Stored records
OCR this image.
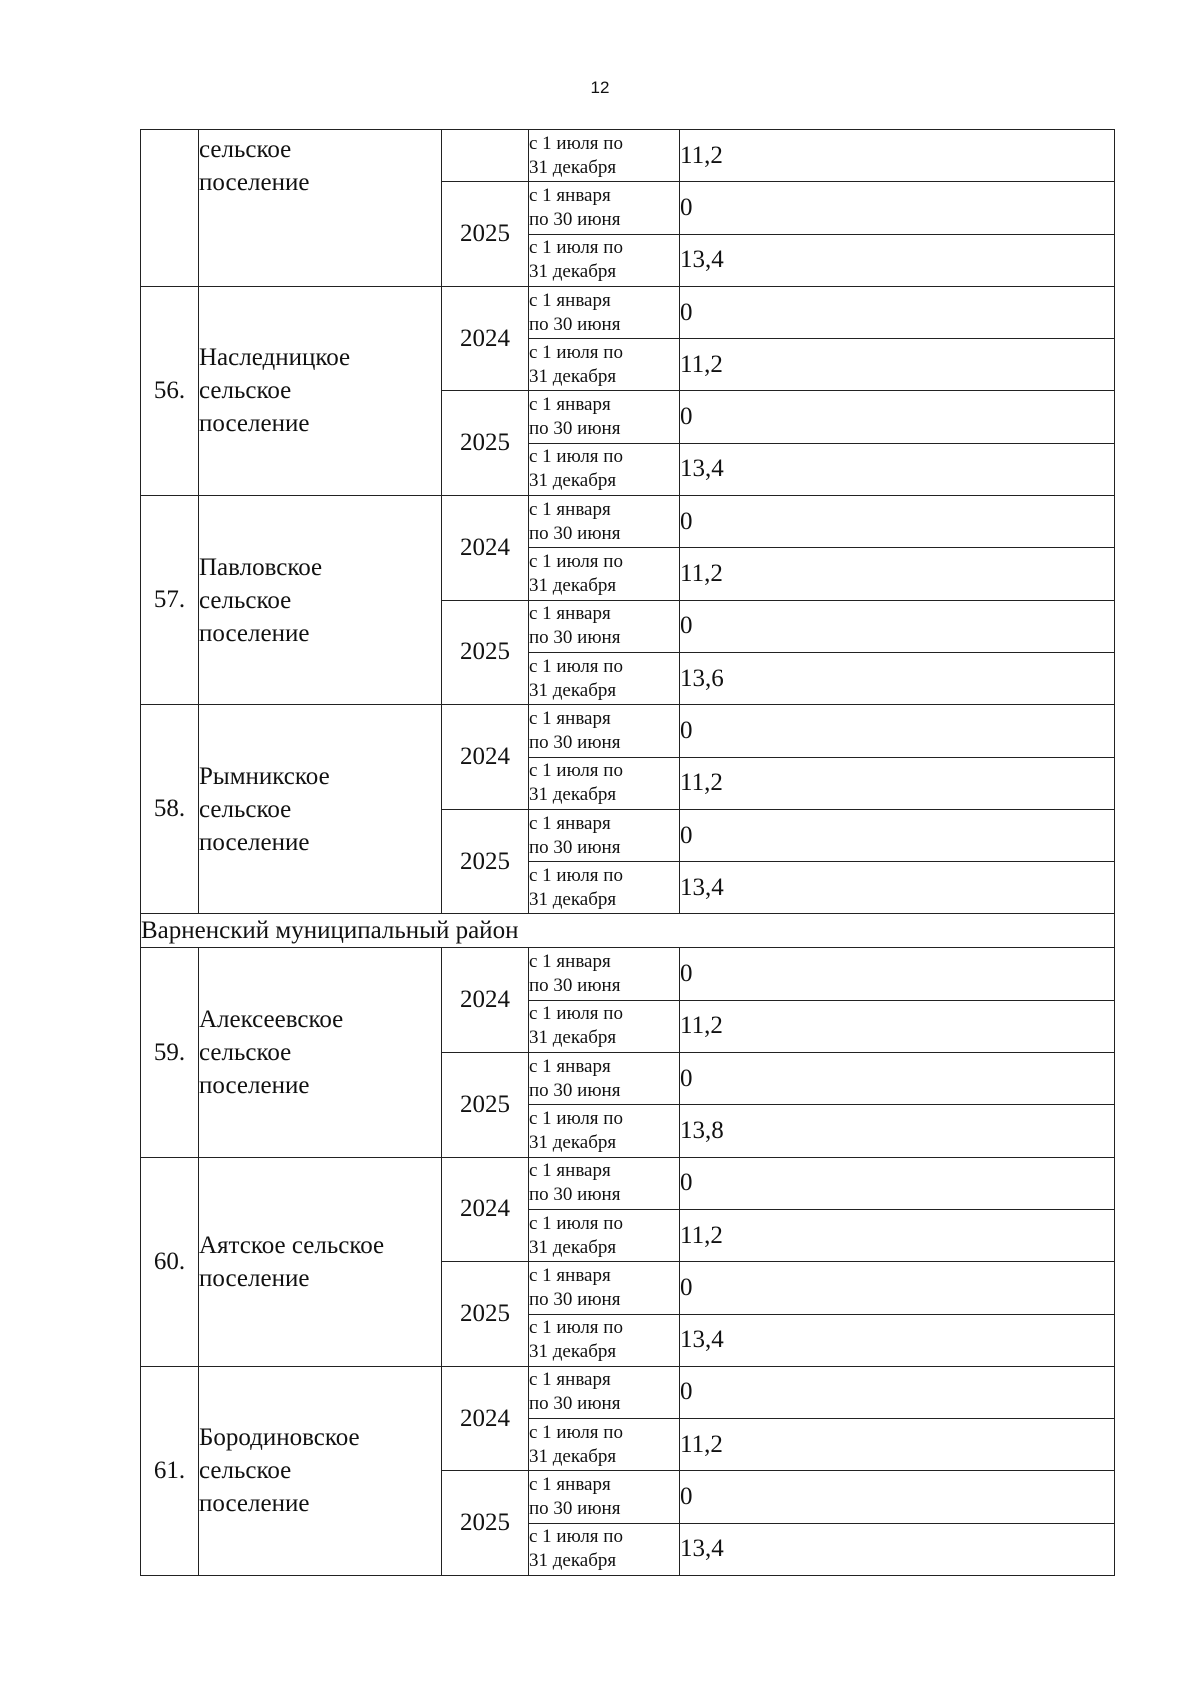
12

	сельское
поселение		с 1 июля по
31 декабря	11,2
		2025	с 1 января
по 30 июня	0

			с 1 июля по
31 декабря	13,4
56.	Наследницкое
сельское
поселение	2024	с 1 января
по 30 июня	0

			с 1 июля по
31 декабря	11,2
		2025	с 1 января
по 30 июня	0

			с 1 июля по
31 декабря	13,4
57.	Павловское
сельское
поселение	2024	с 1 января
по 30 июня	0

			с 1 июля по
31 декабря	11,2
		2025	с 1 января
по 30 июня	0

			с 1 июля по
31 декабря	13,6
58.	Рымникское
сельское
поселение	2024	с 1 января
по 30 июня	0

			с 1 июля по
31 декабря	11,2
		2025	с 1 января
по 30 июня	0

			с 1 июля по
31 декабря	13,4
Варненский муниципальный район				
59.	Алексеевское
сельское
поселение	2024	с 1 января
по 30 июня	0

			с 1 июля по
31 декабря	11,2
		2025	с 1 января
по 30 июня	0

			с 1 июля по
31 декабря	13,8
60.	Аятское сельское
поселение	2024	с 1 января
по 30 июня	0

			с 1 июля по
31 декабря	11,2
		2025	с 1 января
по 30 июня	0

			с 1 июля по
31 декабря	13,4
61.	Бородиновское
сельское
поселение	2024	с 1 января
по 30 июня	0

			с 1 июля по
31 декабря	11,2
		2025	с 1 января
по 30 июня	0

			с 1 июля по
31 декабря	13,4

Given request: Your task is to retype all the entries exactly and leave out any pictures.

Finished task:
OCR this image.
12

	сельское
поселение		с 1 июля по
31 декабря	11,2
		2025	с 1 января
по 30 июня	0

			с 1 июля по
31 декабря	13,4
56.	Наследницкое
сельское
поселение	2024	с 1 января
по 30 июня	0

			с 1 июля по
31 декабря	11,2
		2025	с 1 января
по 30 июня	0

			с 1 июля по
31 декабря	13,4
57.	Павловское
сельское
поселение	2024	с 1 января
по 30 июня	0

			с 1 июля по
31 декабря	11,2
		2025	с 1 января
по 30 июня	0

			с 1 июля по
31 декабря	13,6
58.	Рымникское
сельское
поселение	2024	с 1 января
по 30 июня	0

			с 1 июля по
31 декабря	11,2
		2025	с 1 января
по 30 июня	0

			с 1 июля по
31 декабря	13,4
Варненский муниципальный район				
59.	Алексеевское
сельское
поселение	2024	с 1 января
по 30 июня	0

			с 1 июля по
31 декабря	11,2
		2025	с 1 января
по 30 июня	0

			с 1 июля по
31 декабря	13,8
60.	Аятское сельское
поселение	2024	с 1 января
по 30 июня	0

			с 1 июля по
31 декабря	11,2
		2025	с 1 января
по 30 июня	0

			с 1 июля по
31 декабря	13,4
61.	Бородиновское
сельское
поселение	2024	с 1 января
по 30 июня	0

			с 1 июля по
31 декабря	11,2
		2025	с 1 января
по 30 июня	0

			с 1 июля по
31 декабря	13,4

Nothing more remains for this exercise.